● What is expected
Locate all lines with the word "icon" and copy them out.

......

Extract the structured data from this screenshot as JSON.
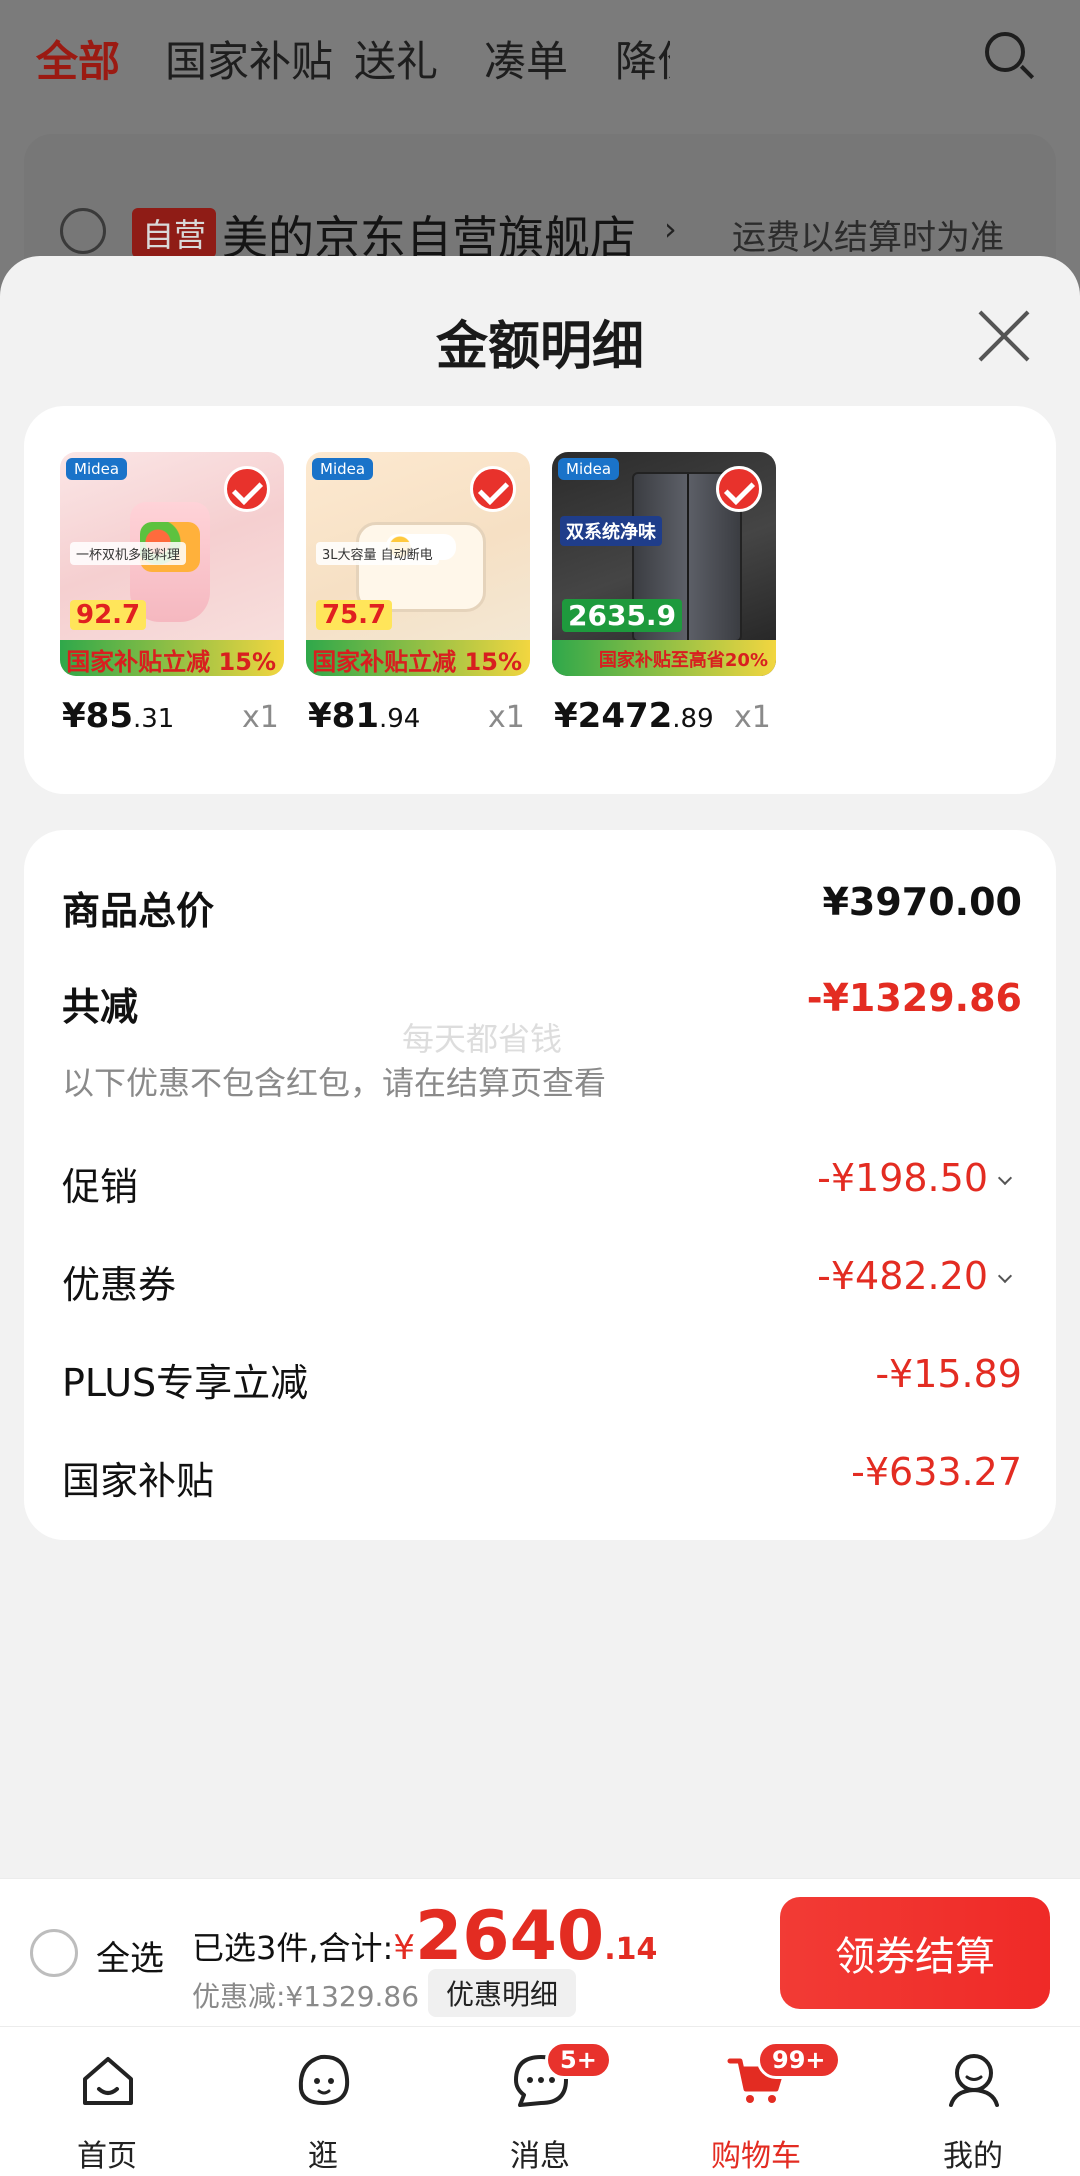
{
  "top_tabs": [
    "全部",
    "国家补贴",
    "送礼",
    "凑单",
    "降价"
  ],
  "store": {
    "badge": "自营",
    "name": "美的京东自营旗舰店",
    "arrow": "›",
    "shipping_note": "运费以结算时为准"
  },
  "sheet": {
    "title": "金额明细"
  },
  "products": [
    {
      "brand": "Midea",
      "spec": "一杯双机多能料理",
      "promo_price": "92.7",
      "tag": "国家补贴立减 15%",
      "price_int": "¥85",
      "price_dec": ".31",
      "qty": "x1"
    },
    {
      "brand": "Midea",
      "spec": "3L大容量 自动断电",
      "promo_price": "75.7",
      "tag": "国家补贴立减 15%",
      "price_int": "¥81",
      "price_dec": ".94",
      "qty": "x1"
    },
    {
      "brand": "Midea",
      "spec": "双系统净味",
      "promo_price": "2635.9",
      "tag": "国家补贴至高省20%",
      "price_int": "¥2472",
      "price_dec": ".89",
      "qty": "x1"
    }
  ],
  "amounts": {
    "total_label": "商品总价",
    "total_value": "¥3970.00",
    "reduce_label": "共减",
    "reduce_value": "-¥1329.86",
    "watermark": "每天都省钱",
    "note": "以下优惠不包含红包，请在结算页查看",
    "items": [
      {
        "label": "促销",
        "value": "-¥198.50"
      },
      {
        "label": "优惠券",
        "value": "-¥482.20"
      },
      {
        "label": "PLUS专享立减",
        "value": "-¥15.89"
      },
      {
        "label": "国家补贴",
        "value": "-¥633.27"
      }
    ]
  },
  "checkout": {
    "select_all": "全选",
    "summary_prefix": "已选3件,合计:",
    "currency": "¥",
    "total_int": "2640",
    "total_dec": ".14",
    "discount_text": "优惠减:¥1329.86",
    "detail_button": "优惠明细",
    "pay_button": "领券结算"
  },
  "tabbar": [
    {
      "label": "首页",
      "icon": "home-icon"
    },
    {
      "label": "逛",
      "icon": "face-icon"
    },
    {
      "label": "消息",
      "icon": "message-icon",
      "badge": "5+"
    },
    {
      "label": "购物车",
      "icon": "cart-icon",
      "badge": "99+",
      "active": true
    },
    {
      "label": "我的",
      "icon": "user-icon"
    }
  ],
  "colors": {
    "accent_red": "#e32c22",
    "overlay_gray": "#7b7b7b"
  }
}
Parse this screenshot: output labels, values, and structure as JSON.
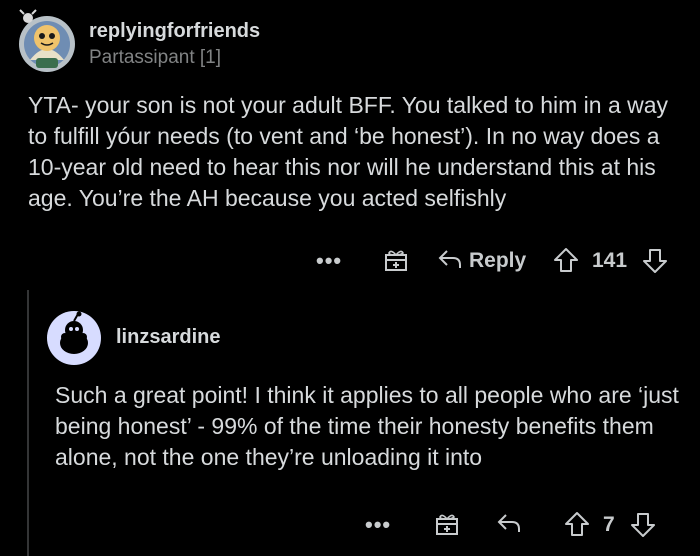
{
  "comment": {
    "username": "replyingforfriends",
    "flair": "Partassipant [1]",
    "text": "YTA- your son is not your adult BFF. You talked to him in a way to fulfill yóur needs (to vent and ‘be honest’). In no way does a 10-year old need to hear this nor will he understand this at his age. You’re the AH because you acted selfishly",
    "actions": {
      "more": "•••",
      "reply_label": "Reply",
      "score": "141"
    }
  },
  "reply": {
    "username": "linzsardine",
    "text": "Such a great point! I think it applies to all people who are ‘just being honest’ - 99% of the time their honesty benefits them alone, not the one they’re unloading it into",
    "actions": {
      "more": "•••",
      "score": "7"
    }
  },
  "colors": {
    "background": "#000000",
    "text": "#d7dadc",
    "muted": "#818384"
  }
}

......

● Final answer
      "icon": "home-icon"
      "icon": "face-icon"
      "icon": "message-icon",
      "icon": "cart-icon",
      "icon": "user-icon"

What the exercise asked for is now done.